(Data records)

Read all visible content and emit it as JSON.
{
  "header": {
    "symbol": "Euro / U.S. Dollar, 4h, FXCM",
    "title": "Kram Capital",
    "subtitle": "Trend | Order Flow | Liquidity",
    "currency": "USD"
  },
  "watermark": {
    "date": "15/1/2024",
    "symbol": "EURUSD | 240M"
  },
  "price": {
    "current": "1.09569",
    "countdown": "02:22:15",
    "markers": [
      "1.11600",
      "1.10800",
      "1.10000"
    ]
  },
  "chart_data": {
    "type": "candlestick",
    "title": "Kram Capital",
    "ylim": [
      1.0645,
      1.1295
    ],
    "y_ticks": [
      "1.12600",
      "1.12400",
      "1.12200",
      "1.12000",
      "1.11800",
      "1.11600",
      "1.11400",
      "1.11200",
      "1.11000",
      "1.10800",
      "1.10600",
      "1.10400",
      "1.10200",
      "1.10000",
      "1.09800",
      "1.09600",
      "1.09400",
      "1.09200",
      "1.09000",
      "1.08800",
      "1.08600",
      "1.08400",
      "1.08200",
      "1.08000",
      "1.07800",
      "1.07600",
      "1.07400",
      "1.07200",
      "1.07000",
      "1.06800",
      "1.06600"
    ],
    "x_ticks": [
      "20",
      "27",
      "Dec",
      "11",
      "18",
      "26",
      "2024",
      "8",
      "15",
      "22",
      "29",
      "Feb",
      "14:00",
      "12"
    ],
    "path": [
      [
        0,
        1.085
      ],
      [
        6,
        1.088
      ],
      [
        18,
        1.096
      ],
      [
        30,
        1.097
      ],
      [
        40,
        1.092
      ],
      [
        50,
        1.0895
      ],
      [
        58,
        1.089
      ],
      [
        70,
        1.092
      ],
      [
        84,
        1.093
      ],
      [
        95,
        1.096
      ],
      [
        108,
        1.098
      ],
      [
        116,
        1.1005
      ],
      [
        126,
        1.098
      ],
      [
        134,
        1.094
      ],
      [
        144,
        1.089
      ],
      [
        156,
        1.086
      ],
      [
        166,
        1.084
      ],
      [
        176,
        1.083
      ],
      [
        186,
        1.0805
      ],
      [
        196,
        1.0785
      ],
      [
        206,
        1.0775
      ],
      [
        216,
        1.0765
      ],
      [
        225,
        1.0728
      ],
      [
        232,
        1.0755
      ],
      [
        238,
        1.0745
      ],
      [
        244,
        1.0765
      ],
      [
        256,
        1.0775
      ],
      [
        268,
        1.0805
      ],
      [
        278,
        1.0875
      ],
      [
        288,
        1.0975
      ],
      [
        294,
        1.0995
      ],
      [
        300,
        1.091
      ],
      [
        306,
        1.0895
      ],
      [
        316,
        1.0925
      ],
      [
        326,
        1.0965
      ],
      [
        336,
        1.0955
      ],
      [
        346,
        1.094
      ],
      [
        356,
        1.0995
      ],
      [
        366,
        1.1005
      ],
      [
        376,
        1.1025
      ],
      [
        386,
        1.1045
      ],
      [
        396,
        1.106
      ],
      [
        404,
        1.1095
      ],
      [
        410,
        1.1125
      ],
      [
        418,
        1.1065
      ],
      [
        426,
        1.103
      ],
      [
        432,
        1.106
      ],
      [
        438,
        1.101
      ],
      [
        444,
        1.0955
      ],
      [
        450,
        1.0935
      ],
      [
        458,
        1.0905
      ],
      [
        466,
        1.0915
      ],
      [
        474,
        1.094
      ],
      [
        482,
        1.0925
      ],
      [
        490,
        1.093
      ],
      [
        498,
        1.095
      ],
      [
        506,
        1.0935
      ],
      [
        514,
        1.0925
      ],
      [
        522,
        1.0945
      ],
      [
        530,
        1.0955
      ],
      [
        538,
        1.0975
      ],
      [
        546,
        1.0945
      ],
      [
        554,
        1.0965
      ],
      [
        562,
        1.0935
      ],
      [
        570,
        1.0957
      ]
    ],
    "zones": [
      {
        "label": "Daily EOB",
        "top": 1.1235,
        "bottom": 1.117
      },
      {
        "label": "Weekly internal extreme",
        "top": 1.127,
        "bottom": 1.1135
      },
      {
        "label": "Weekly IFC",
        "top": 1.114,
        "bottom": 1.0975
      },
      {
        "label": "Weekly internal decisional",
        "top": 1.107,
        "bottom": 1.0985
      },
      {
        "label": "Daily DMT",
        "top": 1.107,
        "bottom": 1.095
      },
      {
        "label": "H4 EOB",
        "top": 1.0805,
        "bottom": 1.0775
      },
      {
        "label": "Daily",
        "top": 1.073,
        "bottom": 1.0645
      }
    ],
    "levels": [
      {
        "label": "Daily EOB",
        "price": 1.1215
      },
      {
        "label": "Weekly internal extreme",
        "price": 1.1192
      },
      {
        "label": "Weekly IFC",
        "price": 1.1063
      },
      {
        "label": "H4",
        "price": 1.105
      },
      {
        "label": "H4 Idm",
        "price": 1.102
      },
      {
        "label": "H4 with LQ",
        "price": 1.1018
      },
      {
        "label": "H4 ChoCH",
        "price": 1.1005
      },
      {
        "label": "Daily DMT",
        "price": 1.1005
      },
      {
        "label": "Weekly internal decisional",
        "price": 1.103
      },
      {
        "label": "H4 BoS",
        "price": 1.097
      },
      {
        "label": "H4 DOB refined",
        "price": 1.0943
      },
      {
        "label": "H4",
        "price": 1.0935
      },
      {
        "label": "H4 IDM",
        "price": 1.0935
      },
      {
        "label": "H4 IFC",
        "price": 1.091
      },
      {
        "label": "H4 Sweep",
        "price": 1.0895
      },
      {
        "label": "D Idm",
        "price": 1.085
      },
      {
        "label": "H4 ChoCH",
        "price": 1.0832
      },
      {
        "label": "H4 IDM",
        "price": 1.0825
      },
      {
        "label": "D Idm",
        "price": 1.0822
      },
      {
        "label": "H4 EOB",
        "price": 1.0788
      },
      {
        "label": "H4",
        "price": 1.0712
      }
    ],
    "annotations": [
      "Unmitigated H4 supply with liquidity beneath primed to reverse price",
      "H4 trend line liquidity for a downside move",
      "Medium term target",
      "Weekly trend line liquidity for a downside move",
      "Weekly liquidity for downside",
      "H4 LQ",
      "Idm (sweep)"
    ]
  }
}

(Aim):
Your task is to return the full listing exactly as it was given.

(Answer for the task):
Read all visible content and emit it as JSON.
{
  "header": {
    "symbol": "Euro / U.S. Dollar, 4h, FXCM",
    "title": "Kram Capital",
    "subtitle": "Trend | Order Flow | Liquidity",
    "currency": "USD"
  },
  "watermark": {
    "date": "15/1/2024",
    "symbol": "EURUSD | 240M"
  },
  "price": {
    "current": "1.09569",
    "countdown": "02:22:15",
    "markers": [
      "1.11600",
      "1.10800",
      "1.10000"
    ]
  },
  "chart_data": {
    "type": "candlestick",
    "title": "Kram Capital",
    "ylim": [
      1.0645,
      1.1295
    ],
    "y_ticks": [
      "1.12600",
      "1.12400",
      "1.12200",
      "1.12000",
      "1.11800",
      "1.11600",
      "1.11400",
      "1.11200",
      "1.11000",
      "1.10800",
      "1.10600",
      "1.10400",
      "1.10200",
      "1.10000",
      "1.09800",
      "1.09600",
      "1.09400",
      "1.09200",
      "1.09000",
      "1.08800",
      "1.08600",
      "1.08400",
      "1.08200",
      "1.08000",
      "1.07800",
      "1.07600",
      "1.07400",
      "1.07200",
      "1.07000",
      "1.06800",
      "1.06600"
    ],
    "x_ticks": [
      "20",
      "27",
      "Dec",
      "11",
      "18",
      "26",
      "2024",
      "8",
      "15",
      "22",
      "29",
      "Feb",
      "14:00",
      "12"
    ],
    "path": [
      [
        0,
        1.085
      ],
      [
        6,
        1.088
      ],
      [
        18,
        1.096
      ],
      [
        30,
        1.097
      ],
      [
        40,
        1.092
      ],
      [
        50,
        1.0895
      ],
      [
        58,
        1.089
      ],
      [
        70,
        1.092
      ],
      [
        84,
        1.093
      ],
      [
        95,
        1.096
      ],
      [
        108,
        1.098
      ],
      [
        116,
        1.1005
      ],
      [
        126,
        1.098
      ],
      [
        134,
        1.094
      ],
      [
        144,
        1.089
      ],
      [
        156,
        1.086
      ],
      [
        166,
        1.084
      ],
      [
        176,
        1.083
      ],
      [
        186,
        1.0805
      ],
      [
        196,
        1.0785
      ],
      [
        206,
        1.0775
      ],
      [
        216,
        1.0765
      ],
      [
        225,
        1.0728
      ],
      [
        232,
        1.0755
      ],
      [
        238,
        1.0745
      ],
      [
        244,
        1.0765
      ],
      [
        256,
        1.0775
      ],
      [
        268,
        1.0805
      ],
      [
        278,
        1.0875
      ],
      [
        288,
        1.0975
      ],
      [
        294,
        1.0995
      ],
      [
        300,
        1.091
      ],
      [
        306,
        1.0895
      ],
      [
        316,
        1.0925
      ],
      [
        326,
        1.0965
      ],
      [
        336,
        1.0955
      ],
      [
        346,
        1.094
      ],
      [
        356,
        1.0995
      ],
      [
        366,
        1.1005
      ],
      [
        376,
        1.1025
      ],
      [
        386,
        1.1045
      ],
      [
        396,
        1.106
      ],
      [
        404,
        1.1095
      ],
      [
        410,
        1.1125
      ],
      [
        418,
        1.1065
      ],
      [
        426,
        1.103
      ],
      [
        432,
        1.106
      ],
      [
        438,
        1.101
      ],
      [
        444,
        1.0955
      ],
      [
        450,
        1.0935
      ],
      [
        458,
        1.0905
      ],
      [
        466,
        1.0915
      ],
      [
        474,
        1.094
      ],
      [
        482,
        1.0925
      ],
      [
        490,
        1.093
      ],
      [
        498,
        1.095
      ],
      [
        506,
        1.0935
      ],
      [
        514,
        1.0925
      ],
      [
        522,
        1.0945
      ],
      [
        530,
        1.0955
      ],
      [
        538,
        1.0975
      ],
      [
        546,
        1.0945
      ],
      [
        554,
        1.0965
      ],
      [
        562,
        1.0935
      ],
      [
        570,
        1.0957
      ]
    ],
    "zones": [
      {
        "label": "Daily EOB",
        "top": 1.1235,
        "bottom": 1.117
      },
      {
        "label": "Weekly internal extreme",
        "top": 1.127,
        "bottom": 1.1135
      },
      {
        "label": "Weekly IFC",
        "top": 1.114,
        "bottom": 1.0975
      },
      {
        "label": "Weekly internal decisional",
        "top": 1.107,
        "bottom": 1.0985
      },
      {
        "label": "Daily DMT",
        "top": 1.107,
        "bottom": 1.095
      },
      {
        "label": "H4 EOB",
        "top": 1.0805,
        "bottom": 1.0775
      },
      {
        "label": "Daily",
        "top": 1.073,
        "bottom": 1.0645
      }
    ],
    "levels": [
      {
        "label": "Daily EOB",
        "price": 1.1215
      },
      {
        "label": "Weekly internal extreme",
        "price": 1.1192
      },
      {
        "label": "Weekly IFC",
        "price": 1.1063
      },
      {
        "label": "H4",
        "price": 1.105
      },
      {
        "label": "H4 Idm",
        "price": 1.102
      },
      {
        "label": "H4 with LQ",
        "price": 1.1018
      },
      {
        "label": "H4 ChoCH",
        "price": 1.1005
      },
      {
        "label": "Daily DMT",
        "price": 1.1005
      },
      {
        "label": "Weekly internal decisional",
        "price": 1.103
      },
      {
        "label": "H4 BoS",
        "price": 1.097
      },
      {
        "label": "H4 DOB refined",
        "price": 1.0943
      },
      {
        "label": "H4",
        "price": 1.0935
      },
      {
        "label": "H4 IDM",
        "price": 1.0935
      },
      {
        "label": "H4 IFC",
        "price": 1.091
      },
      {
        "label": "H4 Sweep",
        "price": 1.0895
      },
      {
        "label": "D Idm",
        "price": 1.085
      },
      {
        "label": "H4 ChoCH",
        "price": 1.0832
      },
      {
        "label": "H4 IDM",
        "price": 1.0825
      },
      {
        "label": "D Idm",
        "price": 1.0822
      },
      {
        "label": "H4 EOB",
        "price": 1.0788
      },
      {
        "label": "H4",
        "price": 1.0712
      }
    ],
    "annotations": [
      "Unmitigated H4 supply with liquidity beneath primed to reverse price",
      "H4 trend line liquidity for a downside move",
      "Medium term target",
      "Weekly trend line liquidity for a downside move",
      "Weekly liquidity for downside",
      "H4 LQ",
      "Idm (sweep)"
    ]
  }
}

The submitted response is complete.